#### TASK INSTRUCTIONS
Exactly as written, please set down all of the entries again, with no pictures.
>> Start DATA FOR PROCESSING
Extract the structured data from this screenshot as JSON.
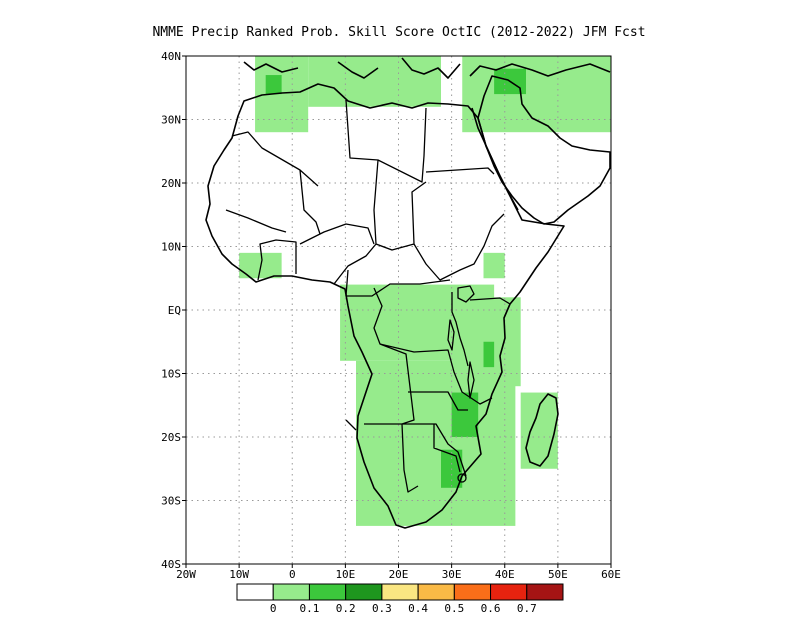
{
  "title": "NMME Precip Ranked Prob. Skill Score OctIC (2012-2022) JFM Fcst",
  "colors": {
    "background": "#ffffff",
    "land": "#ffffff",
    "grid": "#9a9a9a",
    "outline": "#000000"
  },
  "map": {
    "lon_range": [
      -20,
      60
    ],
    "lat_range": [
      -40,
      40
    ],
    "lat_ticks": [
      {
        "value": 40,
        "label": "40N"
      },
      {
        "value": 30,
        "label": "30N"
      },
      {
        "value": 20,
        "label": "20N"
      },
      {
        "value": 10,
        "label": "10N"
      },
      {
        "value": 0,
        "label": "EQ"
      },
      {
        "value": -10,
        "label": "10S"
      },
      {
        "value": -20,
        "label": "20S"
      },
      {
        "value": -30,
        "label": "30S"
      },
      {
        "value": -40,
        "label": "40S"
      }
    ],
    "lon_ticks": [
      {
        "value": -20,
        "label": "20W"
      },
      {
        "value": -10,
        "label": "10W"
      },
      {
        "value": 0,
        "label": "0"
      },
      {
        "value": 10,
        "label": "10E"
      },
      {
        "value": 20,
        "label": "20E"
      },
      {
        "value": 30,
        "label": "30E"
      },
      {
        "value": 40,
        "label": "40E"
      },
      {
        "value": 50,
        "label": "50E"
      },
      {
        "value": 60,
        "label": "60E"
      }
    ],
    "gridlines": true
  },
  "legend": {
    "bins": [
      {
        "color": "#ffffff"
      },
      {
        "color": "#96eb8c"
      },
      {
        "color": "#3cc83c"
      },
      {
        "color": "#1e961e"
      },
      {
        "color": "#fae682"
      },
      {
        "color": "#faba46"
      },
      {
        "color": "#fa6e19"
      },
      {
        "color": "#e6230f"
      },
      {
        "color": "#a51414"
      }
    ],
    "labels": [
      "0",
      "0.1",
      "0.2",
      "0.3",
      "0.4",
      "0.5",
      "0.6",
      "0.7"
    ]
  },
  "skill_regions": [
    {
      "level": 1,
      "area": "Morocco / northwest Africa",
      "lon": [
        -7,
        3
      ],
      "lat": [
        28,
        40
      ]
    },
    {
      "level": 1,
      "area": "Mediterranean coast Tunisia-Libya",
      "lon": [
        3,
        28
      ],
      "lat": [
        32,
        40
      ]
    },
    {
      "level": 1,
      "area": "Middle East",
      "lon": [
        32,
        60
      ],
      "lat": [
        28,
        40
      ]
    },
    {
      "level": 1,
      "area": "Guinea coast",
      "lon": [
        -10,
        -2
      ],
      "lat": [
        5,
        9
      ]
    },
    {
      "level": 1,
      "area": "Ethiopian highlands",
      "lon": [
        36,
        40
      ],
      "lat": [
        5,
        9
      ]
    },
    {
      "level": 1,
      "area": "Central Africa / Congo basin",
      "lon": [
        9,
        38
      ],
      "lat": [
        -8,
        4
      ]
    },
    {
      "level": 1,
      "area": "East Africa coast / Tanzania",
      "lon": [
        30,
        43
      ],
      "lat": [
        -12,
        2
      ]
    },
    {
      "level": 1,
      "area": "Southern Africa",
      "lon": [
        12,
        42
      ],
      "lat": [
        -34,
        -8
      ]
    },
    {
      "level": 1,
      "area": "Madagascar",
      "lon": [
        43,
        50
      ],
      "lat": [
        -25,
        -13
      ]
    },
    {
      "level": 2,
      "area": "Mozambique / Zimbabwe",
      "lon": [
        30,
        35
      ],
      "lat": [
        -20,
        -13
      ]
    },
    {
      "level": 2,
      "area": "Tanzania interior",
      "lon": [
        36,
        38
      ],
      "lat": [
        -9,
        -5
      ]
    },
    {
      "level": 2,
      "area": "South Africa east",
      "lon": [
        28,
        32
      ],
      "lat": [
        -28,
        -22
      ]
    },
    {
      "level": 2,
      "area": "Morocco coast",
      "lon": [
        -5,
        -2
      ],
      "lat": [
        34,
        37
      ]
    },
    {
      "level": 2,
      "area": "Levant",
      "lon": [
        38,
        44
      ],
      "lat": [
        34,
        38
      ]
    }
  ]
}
>> End DATA FOR PROCESSING
#### THE REPLY
Extract the structured data from this screenshot as JSON.
{
  "title": "NMME Precip Ranked Prob. Skill Score OctIC (2012-2022) JFM Fcst",
  "colors": {
    "background": "#ffffff",
    "land": "#ffffff",
    "grid": "#9a9a9a",
    "outline": "#000000"
  },
  "map": {
    "lon_range": [
      -20,
      60
    ],
    "lat_range": [
      -40,
      40
    ],
    "lat_ticks": [
      {
        "value": 40,
        "label": "40N"
      },
      {
        "value": 30,
        "label": "30N"
      },
      {
        "value": 20,
        "label": "20N"
      },
      {
        "value": 10,
        "label": "10N"
      },
      {
        "value": 0,
        "label": "EQ"
      },
      {
        "value": -10,
        "label": "10S"
      },
      {
        "value": -20,
        "label": "20S"
      },
      {
        "value": -30,
        "label": "30S"
      },
      {
        "value": -40,
        "label": "40S"
      }
    ],
    "lon_ticks": [
      {
        "value": -20,
        "label": "20W"
      },
      {
        "value": -10,
        "label": "10W"
      },
      {
        "value": 0,
        "label": "0"
      },
      {
        "value": 10,
        "label": "10E"
      },
      {
        "value": 20,
        "label": "20E"
      },
      {
        "value": 30,
        "label": "30E"
      },
      {
        "value": 40,
        "label": "40E"
      },
      {
        "value": 50,
        "label": "50E"
      },
      {
        "value": 60,
        "label": "60E"
      }
    ],
    "gridlines": true
  },
  "legend": {
    "bins": [
      {
        "color": "#ffffff"
      },
      {
        "color": "#96eb8c"
      },
      {
        "color": "#3cc83c"
      },
      {
        "color": "#1e961e"
      },
      {
        "color": "#fae682"
      },
      {
        "color": "#faba46"
      },
      {
        "color": "#fa6e19"
      },
      {
        "color": "#e6230f"
      },
      {
        "color": "#a51414"
      }
    ],
    "labels": [
      "0",
      "0.1",
      "0.2",
      "0.3",
      "0.4",
      "0.5",
      "0.6",
      "0.7"
    ]
  },
  "skill_regions": [
    {
      "level": 1,
      "area": "Morocco / northwest Africa",
      "lon": [
        -7,
        3
      ],
      "lat": [
        28,
        40
      ]
    },
    {
      "level": 1,
      "area": "Mediterranean coast Tunisia-Libya",
      "lon": [
        3,
        28
      ],
      "lat": [
        32,
        40
      ]
    },
    {
      "level": 1,
      "area": "Middle East",
      "lon": [
        32,
        60
      ],
      "lat": [
        28,
        40
      ]
    },
    {
      "level": 1,
      "area": "Guinea coast",
      "lon": [
        -10,
        -2
      ],
      "lat": [
        5,
        9
      ]
    },
    {
      "level": 1,
      "area": "Ethiopian highlands",
      "lon": [
        36,
        40
      ],
      "lat": [
        5,
        9
      ]
    },
    {
      "level": 1,
      "area": "Central Africa / Congo basin",
      "lon": [
        9,
        38
      ],
      "lat": [
        -8,
        4
      ]
    },
    {
      "level": 1,
      "area": "East Africa coast / Tanzania",
      "lon": [
        30,
        43
      ],
      "lat": [
        -12,
        2
      ]
    },
    {
      "level": 1,
      "area": "Southern Africa",
      "lon": [
        12,
        42
      ],
      "lat": [
        -34,
        -8
      ]
    },
    {
      "level": 1,
      "area": "Madagascar",
      "lon": [
        43,
        50
      ],
      "lat": [
        -25,
        -13
      ]
    },
    {
      "level": 2,
      "area": "Mozambique / Zimbabwe",
      "lon": [
        30,
        35
      ],
      "lat": [
        -20,
        -13
      ]
    },
    {
      "level": 2,
      "area": "Tanzania interior",
      "lon": [
        36,
        38
      ],
      "lat": [
        -9,
        -5
      ]
    },
    {
      "level": 2,
      "area": "South Africa east",
      "lon": [
        28,
        32
      ],
      "lat": [
        -28,
        -22
      ]
    },
    {
      "level": 2,
      "area": "Morocco coast",
      "lon": [
        -5,
        -2
      ],
      "lat": [
        34,
        37
      ]
    },
    {
      "level": 2,
      "area": "Levant",
      "lon": [
        38,
        44
      ],
      "lat": [
        34,
        38
      ]
    }
  ]
}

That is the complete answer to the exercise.